→ Task input
##############################

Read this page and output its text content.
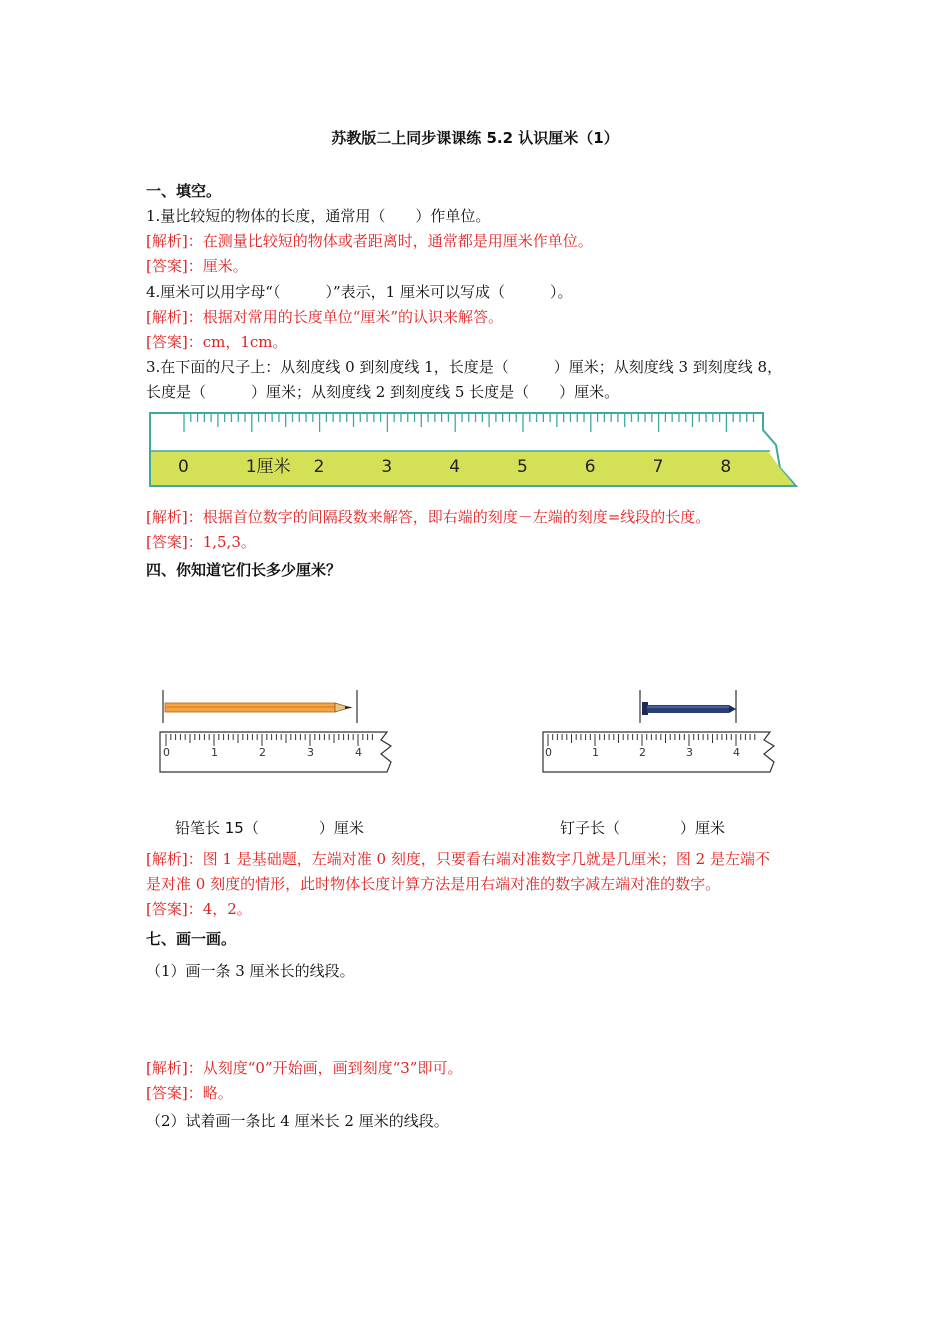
苏教版二上同步课课练 5.2 认识厘米（1）
一、填空。
1.量比较短的物体的长度，通常用（　　）作单位。
[解析]：在测量比较短的物体或者距离时，通常都是用厘米作单位。
[答案]：厘米。
4.厘米可以用字母“（　　　）”表示，1 厘米可以写成（　　　）。
[解析]：根据对常用的长度单位“厘米”的认识来解答。
[答案]：cm，1cm。
3.在下面的尺子上：从刻度线 0 到刻度线 1，长度是（　　　）厘米；从刻度线 3 到刻度线 8，
长度是（　　　）厘米；从刻度线 2 到刻度线 5 长度是（　　）厘米。
0	1厘米 2	3	4	5	6	7	8
[解析]：根据首位数字的间隔段数来解答，即右端的刻度－左端的刻度=线段的长度。
[答案]：1,5,3。
四、你知道它们长多少厘米？
0	1	2	3	4	0	1	2	3	4
铅笔长 15（　　　　）厘米	钉子长（　　　　）厘米
[解析]：图 1 是基础题，左端对准 0 刻度，只要看右端对准数字几就是几厘米；图 2 是左端不
是对准 0 刻度的情形，此时物体长度计算方法是用右端对准的数字减左端对准的数字。
[答案]：4，2。
七、画一画。
（1）画一条 3 厘米长的线段。
[解析]：从刻度“0”开始画，画到刻度“3”即可。
[答案]：略。
（2）试着画一条比 4 厘米长 2 厘米的线段。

##############################

→ Given request
Reproduce the records, all of them, word for word; omit the pictures.

→ Reply
Read this page and output its text content.
苏教版二上同步课课练 5.2 认识厘米（1）
一、填空。
1.量比较短的物体的长度，通常用（　　）作单位。
[解析]：在测量比较短的物体或者距离时，通常都是用厘米作单位。
[答案]：厘米。
4.厘米可以用字母“（　　　）”表示，1 厘米可以写成（　　　）。
[解析]：根据对常用的长度单位“厘米”的认识来解答。
[答案]：cm，1cm。
3.在下面的尺子上：从刻度线 0 到刻度线 1，长度是（　　　）厘米；从刻度线 3 到刻度线 8，
长度是（　　　）厘米；从刻度线 2 到刻度线 5 长度是（　　）厘米。
0	1厘米 2	3	4	5	6	7	8
[解析]：根据首位数字的间隔段数来解答，即右端的刻度－左端的刻度=线段的长度。
[答案]：1,5,3。
四、你知道它们长多少厘米？
0	1	2	3	4	0	1	2	3	4
铅笔长 15（　　　　）厘米	钉子长（　　　　）厘米
[解析]：图 1 是基础题，左端对准 0 刻度，只要看右端对准数字几就是几厘米；图 2 是左端不
是对准 0 刻度的情形，此时物体长度计算方法是用右端对准的数字减左端对准的数字。
[答案]：4，2。
七、画一画。
（1）画一条 3 厘米长的线段。
[解析]：从刻度“0”开始画，画到刻度“3”即可。
[答案]：略。
（2）试着画一条比 4 厘米长 2 厘米的线段。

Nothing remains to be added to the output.